* **PROBLEM DETAILS**
Copy out the entries from the start through the line that contains "sidebar-item-label: element-ui [42, 225, 113, 241]", keeping each line unchanged. Include that final line and leave out all others.

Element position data
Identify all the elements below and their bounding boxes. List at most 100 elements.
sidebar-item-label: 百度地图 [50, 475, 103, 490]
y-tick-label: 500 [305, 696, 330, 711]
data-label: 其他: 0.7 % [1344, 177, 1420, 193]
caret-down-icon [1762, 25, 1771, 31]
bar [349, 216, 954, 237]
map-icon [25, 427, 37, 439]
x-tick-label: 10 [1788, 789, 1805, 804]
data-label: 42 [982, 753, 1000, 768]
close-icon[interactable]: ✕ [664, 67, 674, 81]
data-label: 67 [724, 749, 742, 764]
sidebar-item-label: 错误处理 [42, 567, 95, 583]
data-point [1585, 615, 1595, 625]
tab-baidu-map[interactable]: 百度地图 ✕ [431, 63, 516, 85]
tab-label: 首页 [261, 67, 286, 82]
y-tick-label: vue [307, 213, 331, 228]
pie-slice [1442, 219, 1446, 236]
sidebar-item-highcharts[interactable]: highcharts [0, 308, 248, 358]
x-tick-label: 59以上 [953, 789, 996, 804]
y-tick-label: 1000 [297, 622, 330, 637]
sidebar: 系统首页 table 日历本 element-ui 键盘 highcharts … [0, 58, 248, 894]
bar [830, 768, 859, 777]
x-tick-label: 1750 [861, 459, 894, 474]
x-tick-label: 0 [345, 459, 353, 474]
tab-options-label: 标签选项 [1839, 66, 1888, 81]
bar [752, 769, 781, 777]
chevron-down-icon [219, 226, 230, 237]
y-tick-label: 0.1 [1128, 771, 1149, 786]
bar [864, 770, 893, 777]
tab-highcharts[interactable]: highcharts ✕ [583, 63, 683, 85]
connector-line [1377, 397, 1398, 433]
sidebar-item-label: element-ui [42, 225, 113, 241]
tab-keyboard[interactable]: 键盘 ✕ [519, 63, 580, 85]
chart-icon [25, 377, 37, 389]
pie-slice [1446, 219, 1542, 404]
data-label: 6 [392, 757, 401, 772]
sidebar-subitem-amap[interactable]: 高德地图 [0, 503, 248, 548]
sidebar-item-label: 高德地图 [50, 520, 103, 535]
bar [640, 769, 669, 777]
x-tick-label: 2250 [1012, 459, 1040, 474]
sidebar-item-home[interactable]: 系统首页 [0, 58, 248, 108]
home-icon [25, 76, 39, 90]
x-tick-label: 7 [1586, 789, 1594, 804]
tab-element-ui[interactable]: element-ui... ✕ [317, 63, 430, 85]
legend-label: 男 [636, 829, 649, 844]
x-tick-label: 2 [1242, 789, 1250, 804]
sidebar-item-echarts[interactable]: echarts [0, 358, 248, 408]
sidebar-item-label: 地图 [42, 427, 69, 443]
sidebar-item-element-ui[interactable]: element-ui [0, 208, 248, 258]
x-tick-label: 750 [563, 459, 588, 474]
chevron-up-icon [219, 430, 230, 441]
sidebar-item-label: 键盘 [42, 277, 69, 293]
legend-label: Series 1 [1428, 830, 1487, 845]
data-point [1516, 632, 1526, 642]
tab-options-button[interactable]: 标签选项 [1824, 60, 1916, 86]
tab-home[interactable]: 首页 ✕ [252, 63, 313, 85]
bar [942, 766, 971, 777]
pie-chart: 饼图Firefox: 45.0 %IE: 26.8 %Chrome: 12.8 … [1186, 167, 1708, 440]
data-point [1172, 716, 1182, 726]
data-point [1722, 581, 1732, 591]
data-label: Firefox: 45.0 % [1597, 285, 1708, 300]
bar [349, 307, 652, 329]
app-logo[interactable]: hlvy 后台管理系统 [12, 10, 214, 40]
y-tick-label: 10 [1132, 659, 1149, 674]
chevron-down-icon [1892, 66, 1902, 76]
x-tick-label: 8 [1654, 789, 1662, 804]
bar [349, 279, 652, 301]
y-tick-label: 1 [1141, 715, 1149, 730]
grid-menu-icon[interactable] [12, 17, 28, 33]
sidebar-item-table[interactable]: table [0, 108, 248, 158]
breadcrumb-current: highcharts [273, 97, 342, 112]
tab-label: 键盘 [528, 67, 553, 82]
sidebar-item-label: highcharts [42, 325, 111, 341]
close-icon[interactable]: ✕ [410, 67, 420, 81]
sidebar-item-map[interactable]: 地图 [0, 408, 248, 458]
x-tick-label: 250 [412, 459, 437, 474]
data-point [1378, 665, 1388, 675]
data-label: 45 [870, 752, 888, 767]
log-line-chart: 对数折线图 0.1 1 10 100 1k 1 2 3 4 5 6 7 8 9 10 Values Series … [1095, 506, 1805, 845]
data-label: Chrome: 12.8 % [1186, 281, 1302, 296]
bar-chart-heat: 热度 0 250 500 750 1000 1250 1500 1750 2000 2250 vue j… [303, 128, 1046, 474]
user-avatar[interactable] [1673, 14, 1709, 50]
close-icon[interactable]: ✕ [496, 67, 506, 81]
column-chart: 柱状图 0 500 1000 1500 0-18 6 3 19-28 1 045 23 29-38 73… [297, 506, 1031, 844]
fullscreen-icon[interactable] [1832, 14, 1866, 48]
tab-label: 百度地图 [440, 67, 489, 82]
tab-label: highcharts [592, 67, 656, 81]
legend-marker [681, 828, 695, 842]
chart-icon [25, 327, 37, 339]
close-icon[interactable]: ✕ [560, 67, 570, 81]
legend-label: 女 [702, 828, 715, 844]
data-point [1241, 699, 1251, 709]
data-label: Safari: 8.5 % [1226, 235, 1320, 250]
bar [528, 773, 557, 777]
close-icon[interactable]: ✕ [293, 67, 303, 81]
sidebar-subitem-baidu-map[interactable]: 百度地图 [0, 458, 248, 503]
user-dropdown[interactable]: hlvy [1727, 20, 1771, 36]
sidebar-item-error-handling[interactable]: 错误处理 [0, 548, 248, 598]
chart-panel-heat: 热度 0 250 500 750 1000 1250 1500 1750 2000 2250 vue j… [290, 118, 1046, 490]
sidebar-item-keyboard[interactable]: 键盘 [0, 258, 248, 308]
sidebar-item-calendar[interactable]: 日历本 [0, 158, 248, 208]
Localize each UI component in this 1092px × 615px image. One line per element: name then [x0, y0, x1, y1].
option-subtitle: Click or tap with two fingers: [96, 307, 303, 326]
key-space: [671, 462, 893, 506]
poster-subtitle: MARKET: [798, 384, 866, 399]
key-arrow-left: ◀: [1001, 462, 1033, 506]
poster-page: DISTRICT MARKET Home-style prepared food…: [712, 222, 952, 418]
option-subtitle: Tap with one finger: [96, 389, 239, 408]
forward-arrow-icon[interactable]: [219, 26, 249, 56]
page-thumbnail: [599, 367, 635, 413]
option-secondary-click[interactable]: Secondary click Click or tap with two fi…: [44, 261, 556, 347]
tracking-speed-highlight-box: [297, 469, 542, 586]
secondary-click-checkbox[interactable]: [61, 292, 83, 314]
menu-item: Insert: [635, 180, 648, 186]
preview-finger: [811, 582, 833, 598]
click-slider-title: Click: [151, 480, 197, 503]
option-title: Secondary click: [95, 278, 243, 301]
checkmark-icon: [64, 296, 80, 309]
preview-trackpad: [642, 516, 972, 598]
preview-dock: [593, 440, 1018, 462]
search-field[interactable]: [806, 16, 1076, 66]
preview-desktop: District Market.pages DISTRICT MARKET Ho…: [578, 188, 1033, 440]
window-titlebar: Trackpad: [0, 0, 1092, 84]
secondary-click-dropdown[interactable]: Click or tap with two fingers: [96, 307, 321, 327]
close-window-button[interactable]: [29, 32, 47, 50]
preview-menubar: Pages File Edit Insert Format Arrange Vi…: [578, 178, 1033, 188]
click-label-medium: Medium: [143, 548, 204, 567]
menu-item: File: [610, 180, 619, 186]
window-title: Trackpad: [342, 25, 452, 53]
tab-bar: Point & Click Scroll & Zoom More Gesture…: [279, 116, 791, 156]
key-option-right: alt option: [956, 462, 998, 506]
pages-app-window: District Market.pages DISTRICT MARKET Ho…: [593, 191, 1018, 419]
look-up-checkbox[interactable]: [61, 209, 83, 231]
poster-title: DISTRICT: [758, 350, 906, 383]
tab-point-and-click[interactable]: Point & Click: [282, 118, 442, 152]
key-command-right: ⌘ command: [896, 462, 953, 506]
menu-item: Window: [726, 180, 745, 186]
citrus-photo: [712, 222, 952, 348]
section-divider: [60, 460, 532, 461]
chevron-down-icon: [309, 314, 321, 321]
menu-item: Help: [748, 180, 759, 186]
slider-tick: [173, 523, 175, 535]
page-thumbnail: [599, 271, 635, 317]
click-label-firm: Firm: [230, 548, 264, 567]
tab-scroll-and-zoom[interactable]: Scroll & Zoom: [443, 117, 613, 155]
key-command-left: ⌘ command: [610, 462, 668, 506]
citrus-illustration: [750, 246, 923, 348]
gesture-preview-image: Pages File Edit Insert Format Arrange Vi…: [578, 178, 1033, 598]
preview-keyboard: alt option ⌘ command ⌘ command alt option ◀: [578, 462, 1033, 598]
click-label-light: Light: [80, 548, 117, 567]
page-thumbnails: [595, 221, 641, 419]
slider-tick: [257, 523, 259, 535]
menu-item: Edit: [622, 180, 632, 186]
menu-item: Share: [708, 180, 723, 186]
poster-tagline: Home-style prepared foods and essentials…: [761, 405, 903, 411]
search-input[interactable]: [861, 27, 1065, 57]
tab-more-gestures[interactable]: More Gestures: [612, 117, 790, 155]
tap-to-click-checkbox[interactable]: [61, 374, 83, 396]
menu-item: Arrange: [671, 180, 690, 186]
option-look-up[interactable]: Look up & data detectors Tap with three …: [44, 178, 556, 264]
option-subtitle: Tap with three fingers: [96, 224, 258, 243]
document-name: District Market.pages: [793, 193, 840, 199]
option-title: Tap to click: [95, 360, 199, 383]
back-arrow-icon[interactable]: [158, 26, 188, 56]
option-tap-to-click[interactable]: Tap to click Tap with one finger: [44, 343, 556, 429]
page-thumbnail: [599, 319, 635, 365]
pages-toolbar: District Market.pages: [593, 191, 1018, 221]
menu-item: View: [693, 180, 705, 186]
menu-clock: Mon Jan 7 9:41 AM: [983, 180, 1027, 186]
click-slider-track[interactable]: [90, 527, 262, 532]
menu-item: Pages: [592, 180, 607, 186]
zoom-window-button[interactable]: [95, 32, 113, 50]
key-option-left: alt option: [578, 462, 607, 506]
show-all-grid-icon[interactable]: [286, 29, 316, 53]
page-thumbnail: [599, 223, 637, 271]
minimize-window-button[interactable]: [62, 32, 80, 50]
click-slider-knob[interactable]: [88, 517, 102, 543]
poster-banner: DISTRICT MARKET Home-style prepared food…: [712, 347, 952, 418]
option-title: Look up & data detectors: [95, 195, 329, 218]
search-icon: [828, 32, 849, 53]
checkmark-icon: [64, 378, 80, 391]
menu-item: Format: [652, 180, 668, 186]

* **THE ANSWER**
Identify all the elements below and their bounding boxes. List at most 100 elements.
sidebar-item-label: 百度地图 [50, 475, 103, 490]
y-tick-label: 500 [305, 696, 330, 711]
data-label: 其他: 0.7 % [1344, 177, 1420, 193]
caret-down-icon [1762, 25, 1771, 31]
bar [349, 216, 954, 237]
map-icon [25, 427, 37, 439]
x-tick-label: 10 [1788, 789, 1805, 804]
data-label: 42 [982, 753, 1000, 768]
close-icon[interactable]: ✕ [664, 67, 674, 81]
data-label: 67 [724, 749, 742, 764]
sidebar-item-label: 错误处理 [42, 567, 95, 583]
data-point [1585, 615, 1595, 625]
tab-baidu-map[interactable]: 百度地图 ✕ [431, 63, 516, 85]
tab-label: 首页 [261, 67, 286, 82]
y-tick-label: vue [307, 213, 331, 228]
pie-slice [1442, 219, 1446, 236]
sidebar-item-highcharts[interactable]: highcharts [0, 308, 248, 358]
x-tick-label: 59以上 [953, 789, 996, 804]
y-tick-label: 1000 [297, 622, 330, 637]
sidebar: 系统首页 table 日历本 element-ui 键盘 highcharts … [0, 58, 248, 894]
bar [830, 768, 859, 777]
x-tick-label: 1750 [861, 459, 894, 474]
x-tick-label: 0 [345, 459, 353, 474]
tab-options-label: 标签选项 [1839, 66, 1888, 81]
bar [752, 769, 781, 777]
chevron-down-icon [219, 226, 230, 237]
y-tick-label: 0.1 [1128, 771, 1149, 786]
bar [864, 770, 893, 777]
tab-highcharts[interactable]: highcharts ✕ [583, 63, 683, 85]
connector-line [1377, 397, 1398, 433]
sidebar-item-label: element-ui [42, 225, 113, 241]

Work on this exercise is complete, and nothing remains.